§ SET TASK
Find and copy each line of the records where the string "grid" shows up.

Records that describe figures:
* start *

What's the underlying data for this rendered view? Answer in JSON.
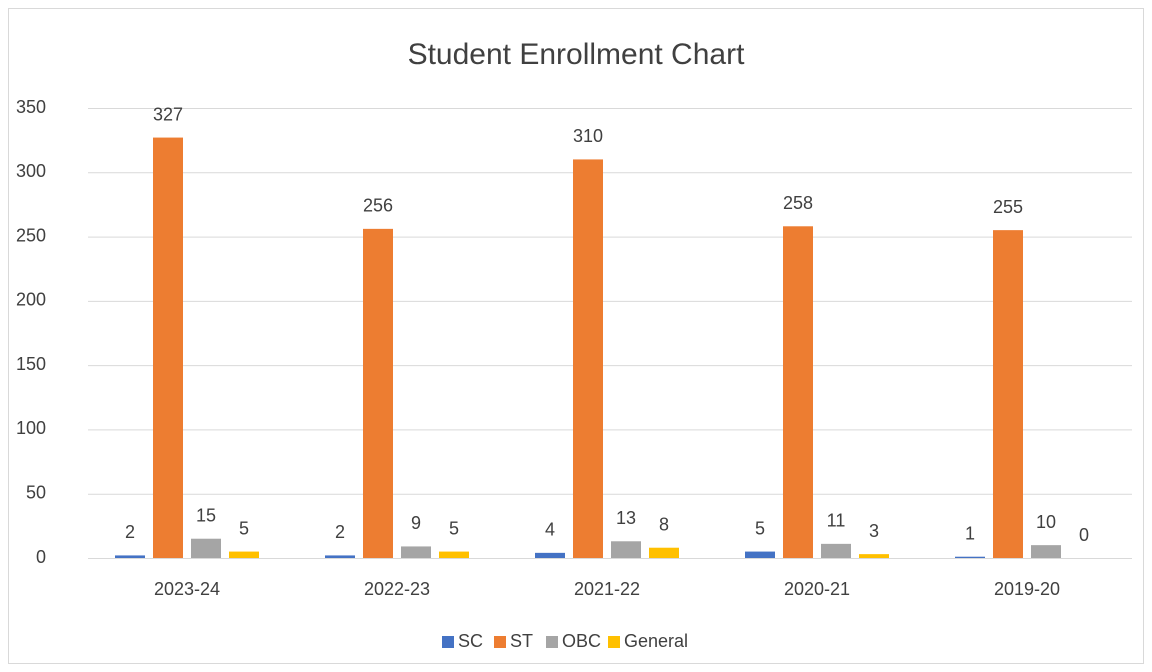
{
  "chart_data": {
    "type": "bar",
    "title": "Student Enrollment Chart",
    "categories": [
      "2023-24",
      "2022-23",
      "2021-22",
      "2020-21",
      "2019-20"
    ],
    "series": [
      {
        "name": "SC",
        "color": "#4472c4",
        "values": [
          2,
          2,
          4,
          5,
          1
        ]
      },
      {
        "name": "ST",
        "color": "#ed7d31",
        "values": [
          327,
          256,
          310,
          258,
          255
        ]
      },
      {
        "name": "OBC",
        "color": "#a5a5a5",
        "values": [
          15,
          9,
          13,
          11,
          10
        ]
      },
      {
        "name": "General",
        "color": "#ffc000",
        "values": [
          5,
          5,
          8,
          3,
          0
        ]
      }
    ],
    "ylim": [
      0,
      350
    ],
    "yticks": [
      0,
      50,
      100,
      150,
      200,
      250,
      300,
      350
    ],
    "grid": true,
    "legend": "bottom"
  }
}
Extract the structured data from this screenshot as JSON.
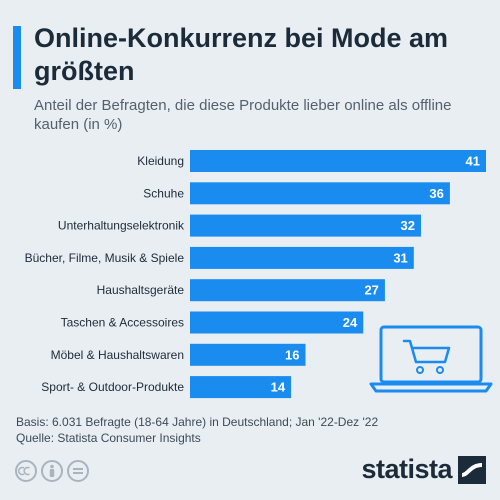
{
  "title": "Online-Konkurrenz bei Mode am größten",
  "subtitle": "Anteil der Befragten, die diese Produkte lieber online als offline kaufen (in %)",
  "chart_data": {
    "type": "bar",
    "orientation": "horizontal",
    "categories": [
      "Kleidung",
      "Schuhe",
      "Unterhaltungselektronik",
      "Bücher, Filme, Musik & Spiele",
      "Haushaltsgeräte",
      "Taschen & Accessoires",
      "Möbel & Haushaltswaren",
      "Sport- & Outdoor-Produkte"
    ],
    "values": [
      41,
      36,
      32,
      31,
      27,
      24,
      16,
      14
    ],
    "xlim": [
      0,
      41
    ],
    "grid": false,
    "legend": "none",
    "bar_color": "#1a8cf0",
    "label_color": "#ffffff"
  },
  "footer": {
    "basis": "Basis: 6.031 Befragte (18-64 Jahre) in Deutschland; Jan '22-Dez '22",
    "source": "Quelle: Statista Consumer Insights"
  },
  "brand": {
    "logo_text": "statista",
    "color": "#1c2b39"
  },
  "icons": {
    "illustration": "laptop-shopping-cart-icon",
    "license": [
      "cc-icon",
      "person-icon",
      "equals-icon"
    ]
  }
}
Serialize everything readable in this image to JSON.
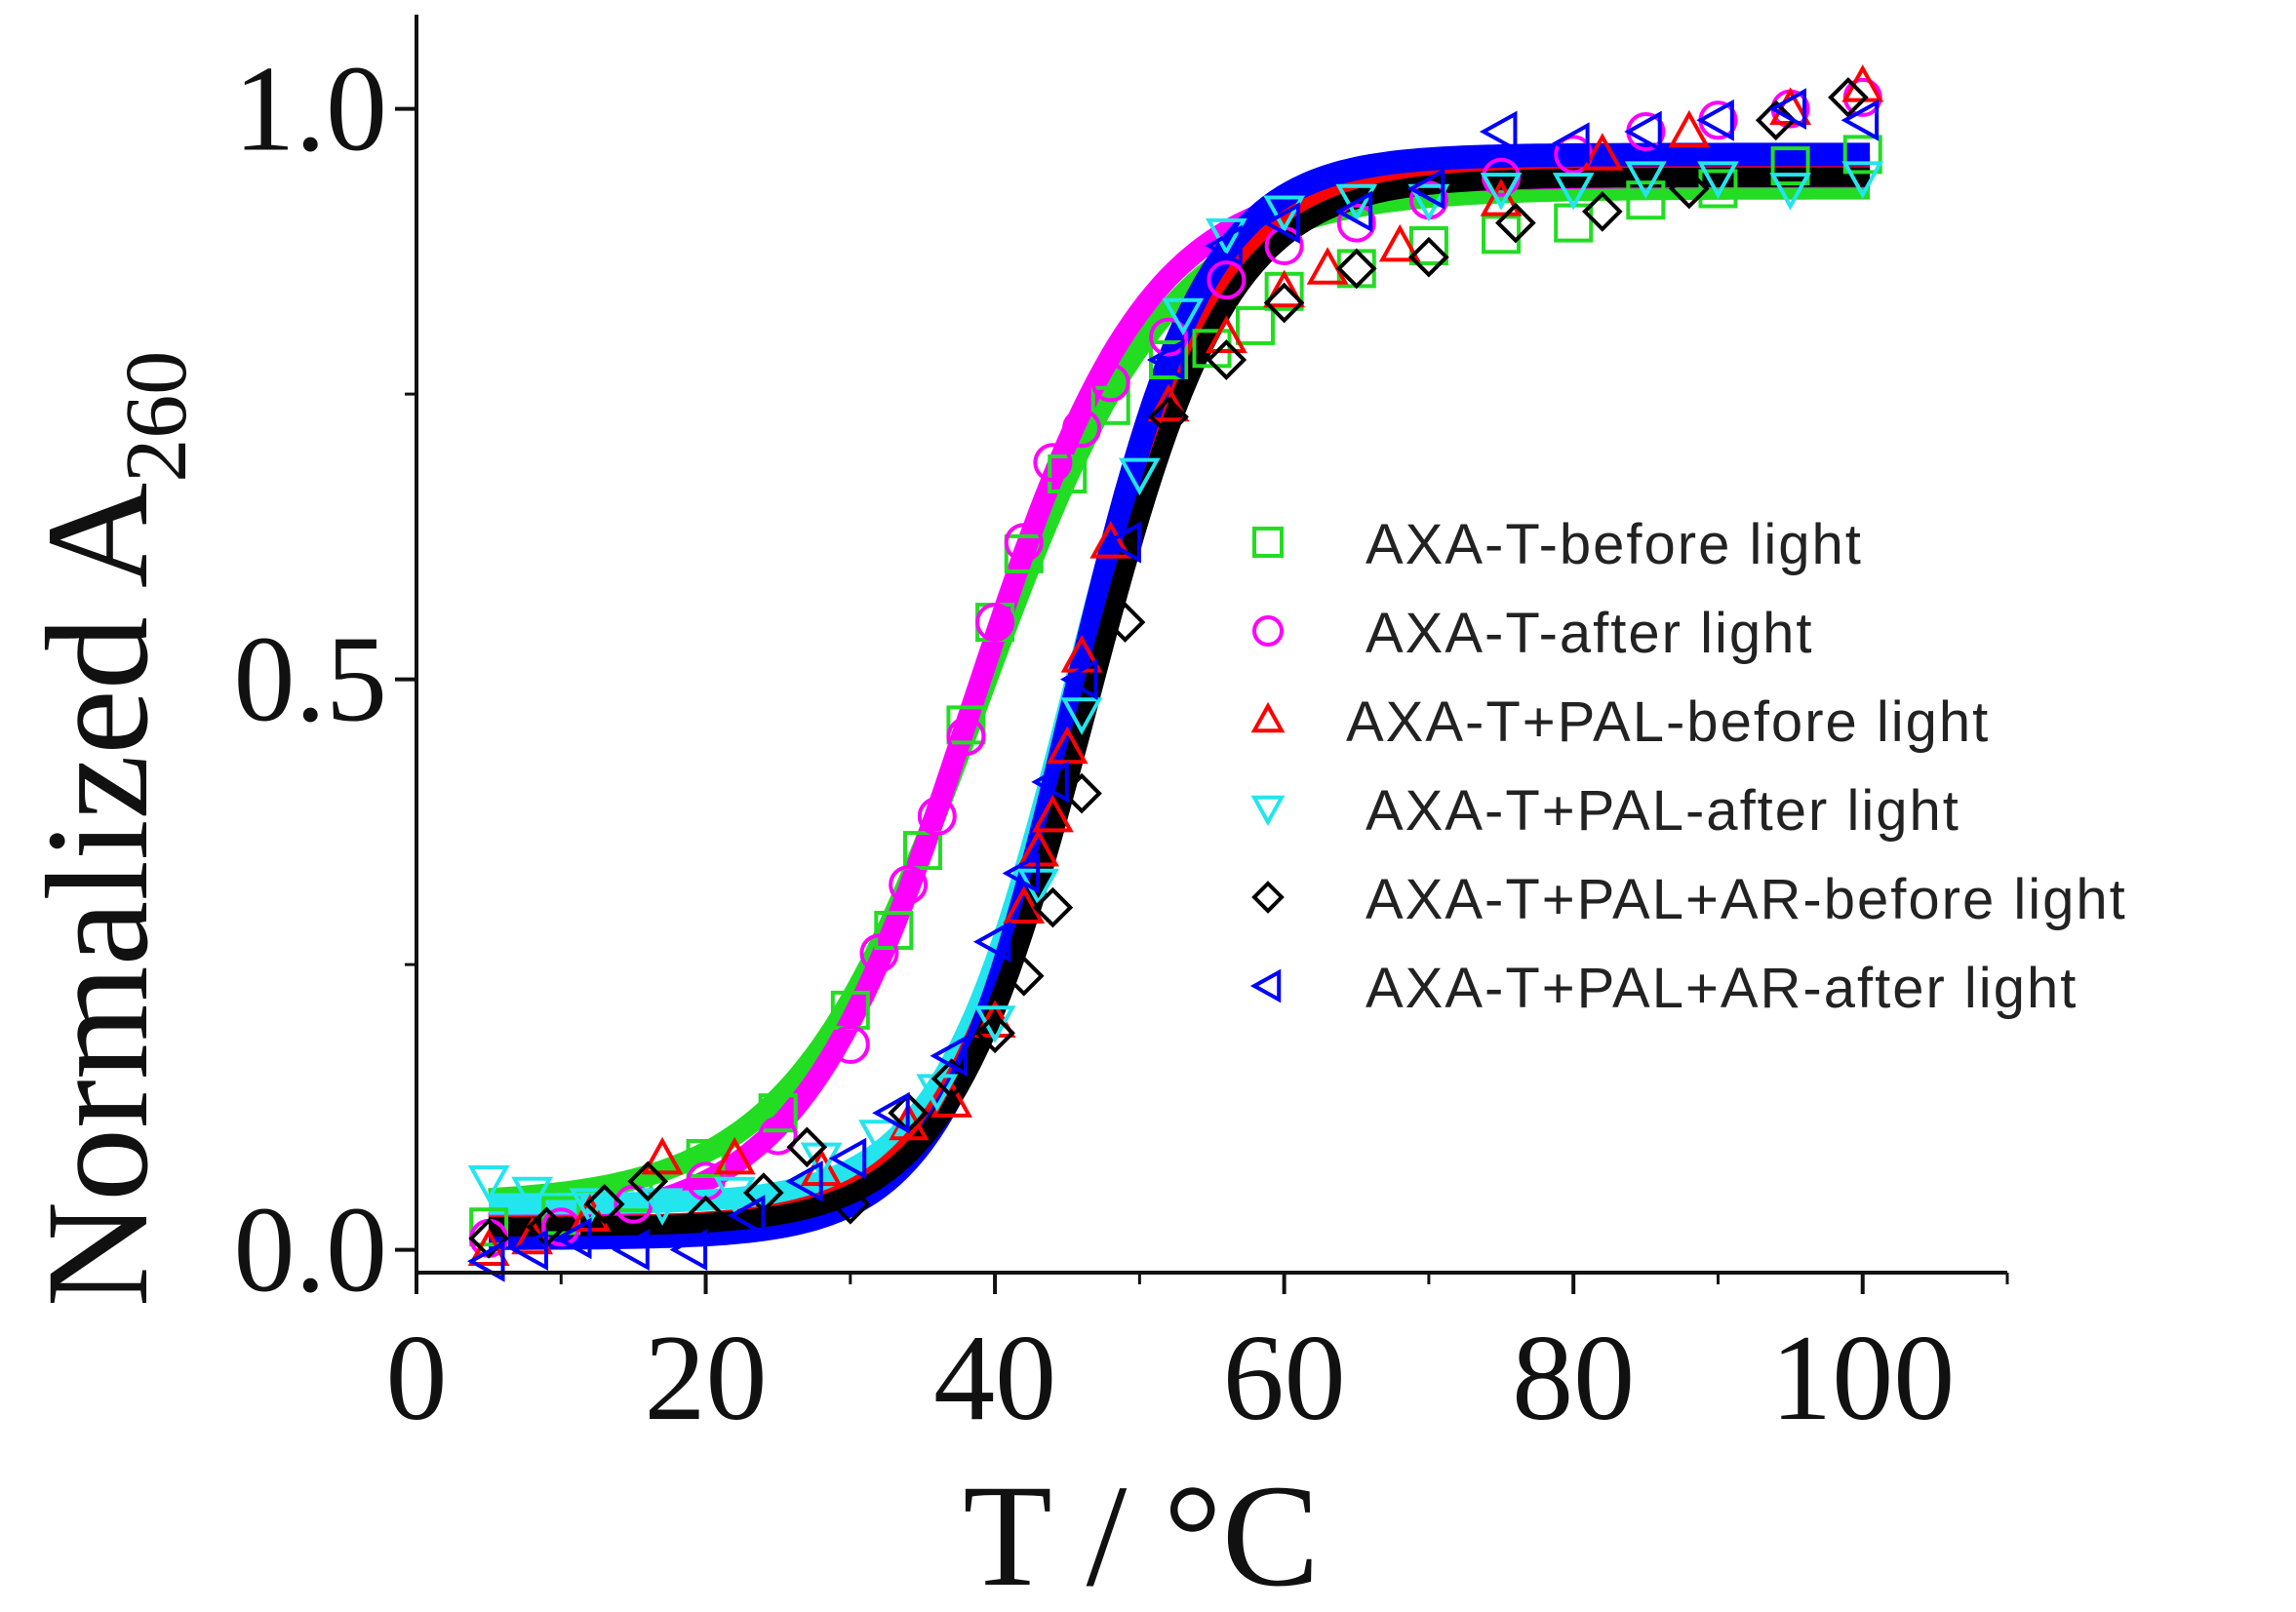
{
  "chart_data": {
    "type": "scatter",
    "title": "",
    "xlabel": "T / °C",
    "ylabel": "Normalized A",
    "ylabel_subscript": "260",
    "xlim": [
      0,
      110
    ],
    "ylim": [
      -0.02,
      1.08
    ],
    "xticks": [
      0,
      20,
      40,
      60,
      80,
      100
    ],
    "yticks": [
      0.0,
      0.5,
      1.0
    ],
    "xtick_labels": [
      "0",
      "20",
      "40",
      "60",
      "80",
      "100"
    ],
    "ytick_labels": [
      "0.0",
      "0.5",
      "1.0"
    ],
    "grid": false,
    "legend_position": "right-middle",
    "series": [
      {
        "name": "AXA-T-before light",
        "marker": "square",
        "color": "#22dd22",
        "x": [
          5,
          10,
          15,
          20,
          25,
          30,
          33,
          35,
          38,
          40,
          42,
          45,
          48,
          52,
          55,
          58,
          60,
          65,
          70,
          75,
          80,
          85,
          90,
          95,
          100
        ],
        "y": [
          0.02,
          0.03,
          0.05,
          0.08,
          0.12,
          0.21,
          0.28,
          0.35,
          0.46,
          0.55,
          0.61,
          0.68,
          0.74,
          0.78,
          0.79,
          0.81,
          0.84,
          0.86,
          0.88,
          0.89,
          0.9,
          0.92,
          0.93,
          0.95,
          0.96
        ],
        "fit": {
          "bottom": 0.04,
          "top": 0.93,
          "tm": 39.0,
          "width": 6.5
        }
      },
      {
        "name": "AXA-T-after light",
        "marker": "circle",
        "color": "#ff00ff",
        "x": [
          5,
          10,
          15,
          20,
          25,
          30,
          32,
          34,
          36,
          38,
          40,
          42,
          44,
          46,
          48,
          52,
          56,
          60,
          65,
          70,
          75,
          80,
          85,
          90,
          95,
          100
        ],
        "y": [
          0.01,
          0.02,
          0.04,
          0.06,
          0.1,
          0.18,
          0.26,
          0.32,
          0.38,
          0.45,
          0.55,
          0.62,
          0.69,
          0.72,
          0.76,
          0.8,
          0.85,
          0.88,
          0.9,
          0.92,
          0.94,
          0.96,
          0.98,
          0.99,
          1.0,
          1.01
        ],
        "fit": {
          "bottom": 0.02,
          "top": 0.94,
          "tm": 38.5,
          "width": 6.0
        }
      },
      {
        "name": "AXA-T+PAL-before light",
        "marker": "triangle-up",
        "color": "#ff0000",
        "x": [
          5,
          8,
          12,
          17,
          22,
          28,
          34,
          37,
          40,
          42,
          43,
          44,
          45,
          46,
          48,
          52,
          56,
          60,
          63,
          68,
          75,
          82,
          88,
          95,
          100
        ],
        "y": [
          0.0,
          0.01,
          0.03,
          0.08,
          0.08,
          0.07,
          0.11,
          0.13,
          0.2,
          0.3,
          0.35,
          0.38,
          0.44,
          0.52,
          0.62,
          0.74,
          0.8,
          0.84,
          0.86,
          0.88,
          0.92,
          0.96,
          0.98,
          1.0,
          1.02
        ],
        "fit": {
          "bottom": 0.02,
          "top": 0.95,
          "tm": 46.0,
          "width": 4.8
        }
      },
      {
        "name": "AXA-T+PAL-after light",
        "marker": "triangle-down",
        "color": "#22e5ee",
        "x": [
          5,
          8,
          12,
          17,
          22,
          28,
          32,
          36,
          40,
          43,
          46,
          50,
          53,
          56,
          60,
          65,
          70,
          75,
          80,
          85,
          90,
          95,
          100
        ],
        "y": [
          0.06,
          0.05,
          0.04,
          0.04,
          0.05,
          0.08,
          0.1,
          0.14,
          0.2,
          0.32,
          0.47,
          0.68,
          0.82,
          0.89,
          0.91,
          0.92,
          0.92,
          0.93,
          0.93,
          0.94,
          0.94,
          0.93,
          0.94
        ],
        "fit": {
          "bottom": 0.04,
          "top": 0.95,
          "tm": 45.5,
          "width": 4.6
        }
      },
      {
        "name": "AXA-T+PAL+AR-before light",
        "marker": "diamond",
        "color": "#000000",
        "x": [
          5,
          9,
          13,
          16,
          20,
          24,
          27,
          30,
          34,
          37,
          40,
          42,
          44,
          46,
          49,
          52,
          56,
          60,
          65,
          70,
          76,
          82,
          88,
          94,
          99
        ],
        "y": [
          0.01,
          0.02,
          0.04,
          0.06,
          0.03,
          0.05,
          0.09,
          0.04,
          0.12,
          0.15,
          0.19,
          0.24,
          0.3,
          0.4,
          0.55,
          0.73,
          0.78,
          0.83,
          0.86,
          0.87,
          0.9,
          0.91,
          0.93,
          0.99,
          1.01
        ],
        "fit": {
          "bottom": 0.02,
          "top": 0.94,
          "tm": 46.5,
          "width": 4.8
        }
      },
      {
        "name": "AXA-T+PAL+AR-after light",
        "marker": "triangle-left",
        "color": "#0000ff",
        "x": [
          5,
          8,
          11,
          15,
          19,
          23,
          27,
          30,
          33,
          37,
          40,
          42,
          44,
          46,
          49,
          52,
          56,
          60,
          65,
          70,
          75,
          80,
          85,
          90,
          95,
          100
        ],
        "y": [
          -0.01,
          0.0,
          0.01,
          0.0,
          0.0,
          0.03,
          0.06,
          0.08,
          0.12,
          0.17,
          0.27,
          0.33,
          0.41,
          0.5,
          0.62,
          0.78,
          0.88,
          0.9,
          0.91,
          0.93,
          0.98,
          0.97,
          0.98,
          0.99,
          1.0,
          0.99
        ],
        "fit": {
          "bottom": 0.01,
          "top": 0.96,
          "tm": 45.5,
          "width": 4.5
        }
      }
    ]
  }
}
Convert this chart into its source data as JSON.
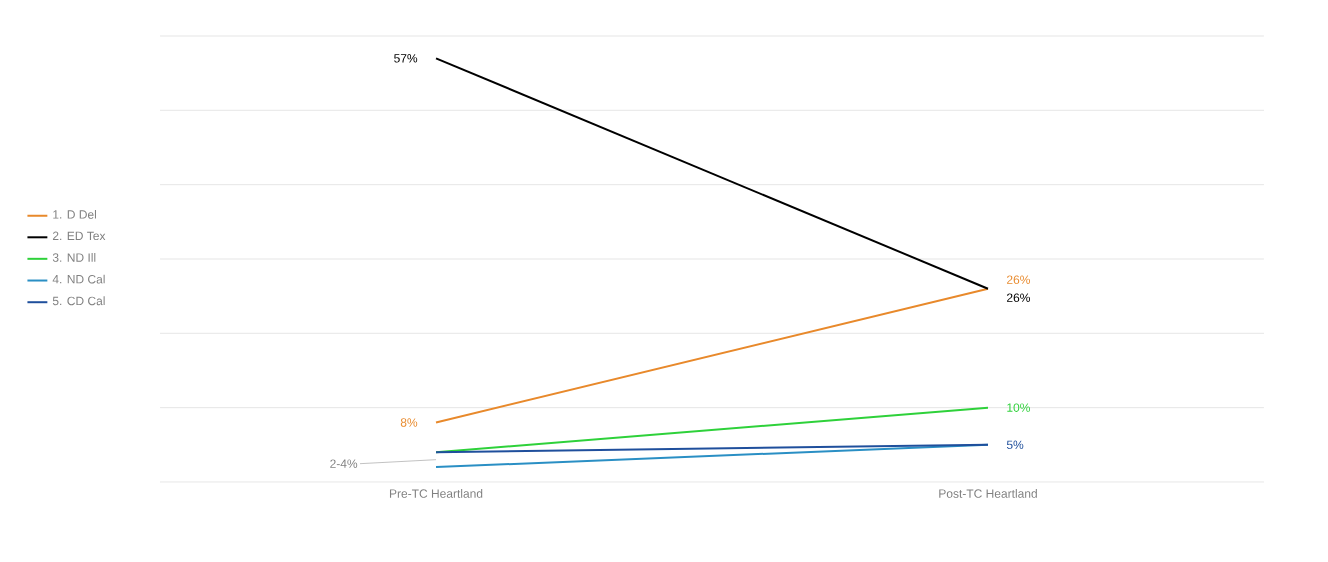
{
  "chart_data": {
    "type": "line",
    "categories": [
      "Pre-TC Heartland",
      "Post-TC Heartland"
    ],
    "series": [
      {
        "name": "1. D Del",
        "color": "#e8892b",
        "values": [
          8,
          26
        ],
        "value_labels": [
          "8%",
          "26%"
        ]
      },
      {
        "name": "2. ED Tex",
        "color": "#000000",
        "values": [
          57,
          26
        ],
        "value_labels": [
          "57%",
          "26%"
        ]
      },
      {
        "name": "3. ND Ill",
        "color": "#2ed13a",
        "values": [
          4,
          10
        ],
        "value_labels": [
          null,
          "10%"
        ]
      },
      {
        "name": "4. ND Cal",
        "color": "#2a8fc4",
        "values": [
          2,
          5
        ]
      },
      {
        "name": "5. CD Cal",
        "color": "#1f4f9c",
        "values": [
          4,
          5
        ],
        "value_labels": [
          null,
          "5%"
        ]
      }
    ],
    "annotations": [
      {
        "text": "2-4%",
        "x": "Pre-TC Heartland",
        "y": 3
      }
    ],
    "ylim": [
      0,
      60
    ],
    "yticks": [
      {
        "value": 0,
        "label": null
      },
      {
        "value": 10,
        "label": null
      },
      {
        "value": 20,
        "label": null
      },
      {
        "value": 30,
        "label": null
      },
      {
        "value": 40,
        "label": null
      },
      {
        "value": 50,
        "label": null
      },
      {
        "value": 60,
        "label": null
      }
    ],
    "tick_labels": "x",
    "grid": "y",
    "legend": "left",
    "marker": "none",
    "line_style": "solid"
  }
}
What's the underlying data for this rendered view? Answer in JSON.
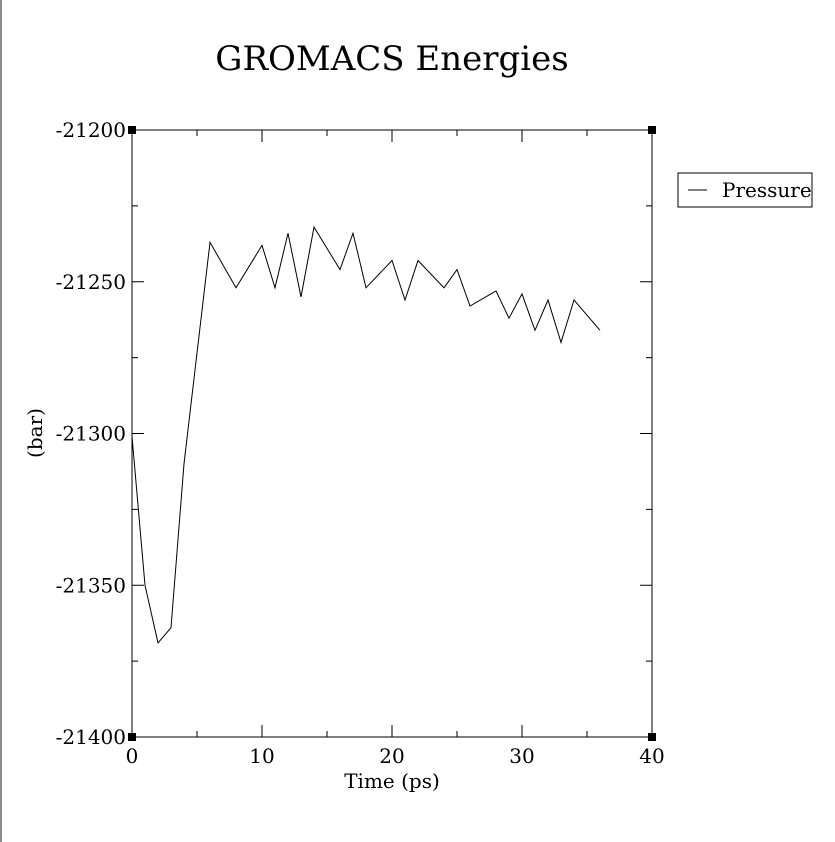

* end *

§ OUTPUT OF THE EXERCISE
    "grid": true,
    "grid": false,
    "grid": false,
    "grid": "y",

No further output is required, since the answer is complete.